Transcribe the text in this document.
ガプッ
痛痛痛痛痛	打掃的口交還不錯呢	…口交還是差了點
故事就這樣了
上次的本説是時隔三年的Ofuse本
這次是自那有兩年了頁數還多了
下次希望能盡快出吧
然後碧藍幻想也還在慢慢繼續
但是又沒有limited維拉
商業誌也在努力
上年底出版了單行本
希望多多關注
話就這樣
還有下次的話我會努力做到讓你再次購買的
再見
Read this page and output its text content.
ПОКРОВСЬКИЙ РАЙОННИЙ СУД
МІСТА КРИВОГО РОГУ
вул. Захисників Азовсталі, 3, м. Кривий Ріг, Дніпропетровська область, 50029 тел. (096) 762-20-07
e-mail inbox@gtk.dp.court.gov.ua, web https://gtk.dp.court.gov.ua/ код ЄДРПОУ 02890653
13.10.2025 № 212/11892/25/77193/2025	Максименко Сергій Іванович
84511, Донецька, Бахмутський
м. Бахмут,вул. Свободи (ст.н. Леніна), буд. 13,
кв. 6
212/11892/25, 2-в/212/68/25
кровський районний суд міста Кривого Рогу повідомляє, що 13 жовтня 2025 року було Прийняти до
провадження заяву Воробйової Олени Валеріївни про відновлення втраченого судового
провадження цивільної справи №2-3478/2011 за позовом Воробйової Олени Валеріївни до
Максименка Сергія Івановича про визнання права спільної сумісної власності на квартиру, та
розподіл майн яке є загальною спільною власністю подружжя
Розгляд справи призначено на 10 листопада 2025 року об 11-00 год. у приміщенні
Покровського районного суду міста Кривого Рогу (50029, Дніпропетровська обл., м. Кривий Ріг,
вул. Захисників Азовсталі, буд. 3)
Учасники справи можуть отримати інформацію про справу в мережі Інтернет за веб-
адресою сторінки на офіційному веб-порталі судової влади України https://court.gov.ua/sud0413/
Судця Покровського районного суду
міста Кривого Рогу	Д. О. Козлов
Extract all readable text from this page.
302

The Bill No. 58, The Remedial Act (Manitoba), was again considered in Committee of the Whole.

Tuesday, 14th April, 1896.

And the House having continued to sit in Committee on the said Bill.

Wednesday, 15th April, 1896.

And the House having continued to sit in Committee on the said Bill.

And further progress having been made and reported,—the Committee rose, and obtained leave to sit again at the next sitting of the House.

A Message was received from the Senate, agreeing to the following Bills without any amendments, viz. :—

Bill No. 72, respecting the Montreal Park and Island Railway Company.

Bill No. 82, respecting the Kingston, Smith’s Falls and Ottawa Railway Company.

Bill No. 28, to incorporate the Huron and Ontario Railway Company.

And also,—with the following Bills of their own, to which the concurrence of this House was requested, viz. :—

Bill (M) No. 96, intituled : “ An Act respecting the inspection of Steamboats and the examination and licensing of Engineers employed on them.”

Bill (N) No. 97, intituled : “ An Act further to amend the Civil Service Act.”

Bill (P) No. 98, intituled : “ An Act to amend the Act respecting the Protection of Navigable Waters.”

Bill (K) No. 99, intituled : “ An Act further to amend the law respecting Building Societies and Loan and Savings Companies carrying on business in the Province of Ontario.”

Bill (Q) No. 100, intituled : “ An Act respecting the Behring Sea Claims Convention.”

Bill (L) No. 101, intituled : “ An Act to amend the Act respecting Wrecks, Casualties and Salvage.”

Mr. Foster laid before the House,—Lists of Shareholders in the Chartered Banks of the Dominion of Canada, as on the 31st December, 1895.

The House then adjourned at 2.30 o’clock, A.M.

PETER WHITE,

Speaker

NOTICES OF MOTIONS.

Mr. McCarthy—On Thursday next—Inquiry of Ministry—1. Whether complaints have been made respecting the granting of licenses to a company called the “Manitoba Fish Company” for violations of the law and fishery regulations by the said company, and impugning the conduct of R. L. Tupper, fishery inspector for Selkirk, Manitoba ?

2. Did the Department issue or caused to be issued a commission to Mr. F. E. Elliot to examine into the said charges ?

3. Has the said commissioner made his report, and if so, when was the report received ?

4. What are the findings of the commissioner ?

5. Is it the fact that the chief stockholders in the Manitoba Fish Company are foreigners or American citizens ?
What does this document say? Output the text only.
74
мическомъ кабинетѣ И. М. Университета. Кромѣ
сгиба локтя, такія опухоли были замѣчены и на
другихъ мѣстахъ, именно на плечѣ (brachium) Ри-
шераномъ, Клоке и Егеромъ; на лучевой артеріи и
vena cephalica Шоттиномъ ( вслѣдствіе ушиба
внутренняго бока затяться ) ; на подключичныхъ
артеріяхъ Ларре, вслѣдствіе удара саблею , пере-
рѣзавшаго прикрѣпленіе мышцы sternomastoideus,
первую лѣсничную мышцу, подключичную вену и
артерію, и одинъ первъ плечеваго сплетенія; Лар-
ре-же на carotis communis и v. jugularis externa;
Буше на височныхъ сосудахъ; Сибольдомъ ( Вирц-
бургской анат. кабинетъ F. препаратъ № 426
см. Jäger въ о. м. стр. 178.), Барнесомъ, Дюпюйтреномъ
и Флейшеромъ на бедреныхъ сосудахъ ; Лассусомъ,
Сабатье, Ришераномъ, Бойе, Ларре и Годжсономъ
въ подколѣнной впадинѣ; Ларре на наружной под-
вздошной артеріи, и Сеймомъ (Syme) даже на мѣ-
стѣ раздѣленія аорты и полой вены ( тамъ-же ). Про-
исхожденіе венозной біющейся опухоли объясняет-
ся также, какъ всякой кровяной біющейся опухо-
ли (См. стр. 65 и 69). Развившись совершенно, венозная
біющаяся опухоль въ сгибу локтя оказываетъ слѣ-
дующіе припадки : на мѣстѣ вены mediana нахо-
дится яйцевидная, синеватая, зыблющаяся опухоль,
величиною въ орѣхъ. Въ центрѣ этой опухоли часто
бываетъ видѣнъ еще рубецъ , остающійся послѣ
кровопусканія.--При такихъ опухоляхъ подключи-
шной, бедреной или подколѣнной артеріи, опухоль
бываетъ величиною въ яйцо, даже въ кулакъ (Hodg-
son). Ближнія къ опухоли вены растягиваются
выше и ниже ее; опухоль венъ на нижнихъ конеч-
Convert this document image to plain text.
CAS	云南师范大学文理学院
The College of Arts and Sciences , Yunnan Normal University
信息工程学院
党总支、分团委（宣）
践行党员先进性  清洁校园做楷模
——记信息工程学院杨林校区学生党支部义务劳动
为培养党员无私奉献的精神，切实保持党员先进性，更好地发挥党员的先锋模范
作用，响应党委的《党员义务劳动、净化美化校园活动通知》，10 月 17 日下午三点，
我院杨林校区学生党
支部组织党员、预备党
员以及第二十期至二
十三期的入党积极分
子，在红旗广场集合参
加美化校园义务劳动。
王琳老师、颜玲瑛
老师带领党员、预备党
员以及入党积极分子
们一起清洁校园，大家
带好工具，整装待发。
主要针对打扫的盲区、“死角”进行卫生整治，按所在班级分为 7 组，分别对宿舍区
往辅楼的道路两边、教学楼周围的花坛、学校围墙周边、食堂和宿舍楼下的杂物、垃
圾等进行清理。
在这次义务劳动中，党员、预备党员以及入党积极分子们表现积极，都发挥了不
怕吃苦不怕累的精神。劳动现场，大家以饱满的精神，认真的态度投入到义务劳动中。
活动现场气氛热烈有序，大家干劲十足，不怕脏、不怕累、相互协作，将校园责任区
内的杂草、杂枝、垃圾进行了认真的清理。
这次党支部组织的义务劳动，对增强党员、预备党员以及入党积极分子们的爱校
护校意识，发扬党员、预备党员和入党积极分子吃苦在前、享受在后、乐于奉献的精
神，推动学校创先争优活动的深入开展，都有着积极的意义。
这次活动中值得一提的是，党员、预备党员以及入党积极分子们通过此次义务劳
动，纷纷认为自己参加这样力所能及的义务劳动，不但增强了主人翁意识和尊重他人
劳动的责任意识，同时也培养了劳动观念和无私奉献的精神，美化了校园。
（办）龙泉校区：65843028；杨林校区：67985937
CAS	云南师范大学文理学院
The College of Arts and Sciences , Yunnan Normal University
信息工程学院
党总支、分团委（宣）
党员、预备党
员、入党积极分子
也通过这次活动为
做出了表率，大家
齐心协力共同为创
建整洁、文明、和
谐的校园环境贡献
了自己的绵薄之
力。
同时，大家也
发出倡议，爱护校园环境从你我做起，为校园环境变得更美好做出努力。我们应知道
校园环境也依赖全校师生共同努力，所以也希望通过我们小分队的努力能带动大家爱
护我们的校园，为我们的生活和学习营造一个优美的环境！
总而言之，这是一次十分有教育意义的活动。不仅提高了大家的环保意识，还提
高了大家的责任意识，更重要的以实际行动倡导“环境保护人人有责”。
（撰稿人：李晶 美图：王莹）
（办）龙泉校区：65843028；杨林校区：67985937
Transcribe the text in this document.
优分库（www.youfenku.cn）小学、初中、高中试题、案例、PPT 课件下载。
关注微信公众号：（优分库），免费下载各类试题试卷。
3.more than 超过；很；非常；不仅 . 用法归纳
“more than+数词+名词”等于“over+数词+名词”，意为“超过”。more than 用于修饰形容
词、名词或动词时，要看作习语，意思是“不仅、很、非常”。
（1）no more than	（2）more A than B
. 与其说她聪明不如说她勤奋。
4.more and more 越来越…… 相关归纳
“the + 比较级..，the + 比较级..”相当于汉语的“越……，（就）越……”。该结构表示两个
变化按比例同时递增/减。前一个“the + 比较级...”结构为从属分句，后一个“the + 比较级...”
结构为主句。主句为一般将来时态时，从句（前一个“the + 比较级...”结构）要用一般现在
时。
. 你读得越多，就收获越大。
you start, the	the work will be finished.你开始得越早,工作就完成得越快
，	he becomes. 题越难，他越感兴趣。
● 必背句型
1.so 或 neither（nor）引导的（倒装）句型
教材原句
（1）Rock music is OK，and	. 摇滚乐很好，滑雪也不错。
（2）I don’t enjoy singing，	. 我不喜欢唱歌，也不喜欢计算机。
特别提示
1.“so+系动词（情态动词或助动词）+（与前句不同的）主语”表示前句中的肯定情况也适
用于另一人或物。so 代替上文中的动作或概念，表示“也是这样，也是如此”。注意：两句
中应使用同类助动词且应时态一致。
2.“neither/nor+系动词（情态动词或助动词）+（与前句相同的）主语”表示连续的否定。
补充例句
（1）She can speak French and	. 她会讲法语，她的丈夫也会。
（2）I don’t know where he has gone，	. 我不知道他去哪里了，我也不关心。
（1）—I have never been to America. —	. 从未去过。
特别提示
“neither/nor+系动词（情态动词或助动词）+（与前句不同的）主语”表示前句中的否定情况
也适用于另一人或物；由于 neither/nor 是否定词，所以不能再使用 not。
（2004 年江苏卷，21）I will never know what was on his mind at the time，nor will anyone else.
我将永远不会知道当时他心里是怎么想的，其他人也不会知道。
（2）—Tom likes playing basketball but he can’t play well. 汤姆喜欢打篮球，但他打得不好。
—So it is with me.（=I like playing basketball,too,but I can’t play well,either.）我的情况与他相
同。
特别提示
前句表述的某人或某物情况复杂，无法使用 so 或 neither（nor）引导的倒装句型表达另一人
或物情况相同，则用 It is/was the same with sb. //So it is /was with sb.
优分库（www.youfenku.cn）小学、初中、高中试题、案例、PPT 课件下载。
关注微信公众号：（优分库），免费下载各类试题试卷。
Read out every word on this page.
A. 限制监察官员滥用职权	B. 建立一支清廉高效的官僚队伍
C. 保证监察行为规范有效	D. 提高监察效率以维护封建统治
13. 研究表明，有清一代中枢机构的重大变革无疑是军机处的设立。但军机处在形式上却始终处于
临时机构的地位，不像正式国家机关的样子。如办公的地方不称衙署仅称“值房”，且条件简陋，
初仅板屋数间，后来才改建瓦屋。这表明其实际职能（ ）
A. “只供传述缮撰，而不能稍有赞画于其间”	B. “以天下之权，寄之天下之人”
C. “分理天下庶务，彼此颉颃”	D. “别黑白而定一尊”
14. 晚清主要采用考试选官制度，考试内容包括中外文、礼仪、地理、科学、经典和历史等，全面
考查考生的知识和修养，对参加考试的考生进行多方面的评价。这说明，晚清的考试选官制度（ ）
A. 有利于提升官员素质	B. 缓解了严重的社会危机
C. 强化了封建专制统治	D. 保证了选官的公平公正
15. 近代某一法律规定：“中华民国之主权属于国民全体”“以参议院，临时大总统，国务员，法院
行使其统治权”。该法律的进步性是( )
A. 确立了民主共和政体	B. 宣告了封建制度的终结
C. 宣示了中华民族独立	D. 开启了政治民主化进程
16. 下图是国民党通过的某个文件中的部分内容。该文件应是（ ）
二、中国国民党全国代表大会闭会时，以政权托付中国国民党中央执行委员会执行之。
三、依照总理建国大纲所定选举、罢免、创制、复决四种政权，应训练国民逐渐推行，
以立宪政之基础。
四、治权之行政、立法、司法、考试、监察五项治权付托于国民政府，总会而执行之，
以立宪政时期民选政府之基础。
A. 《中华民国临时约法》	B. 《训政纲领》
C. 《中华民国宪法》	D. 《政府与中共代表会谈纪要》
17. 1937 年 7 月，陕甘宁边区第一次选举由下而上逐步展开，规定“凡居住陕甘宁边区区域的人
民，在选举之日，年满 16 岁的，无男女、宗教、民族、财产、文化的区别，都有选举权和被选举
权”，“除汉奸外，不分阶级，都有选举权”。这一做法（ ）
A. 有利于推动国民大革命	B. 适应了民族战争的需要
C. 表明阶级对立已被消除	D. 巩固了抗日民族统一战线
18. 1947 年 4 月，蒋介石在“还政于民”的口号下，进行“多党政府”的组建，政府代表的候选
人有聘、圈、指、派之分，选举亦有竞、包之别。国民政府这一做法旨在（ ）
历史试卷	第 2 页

▬▬▬▬▬▬

Only the number is wanted: count the lines of the records that hold the word "intituled".

▸ **Reply to the exercise**:
6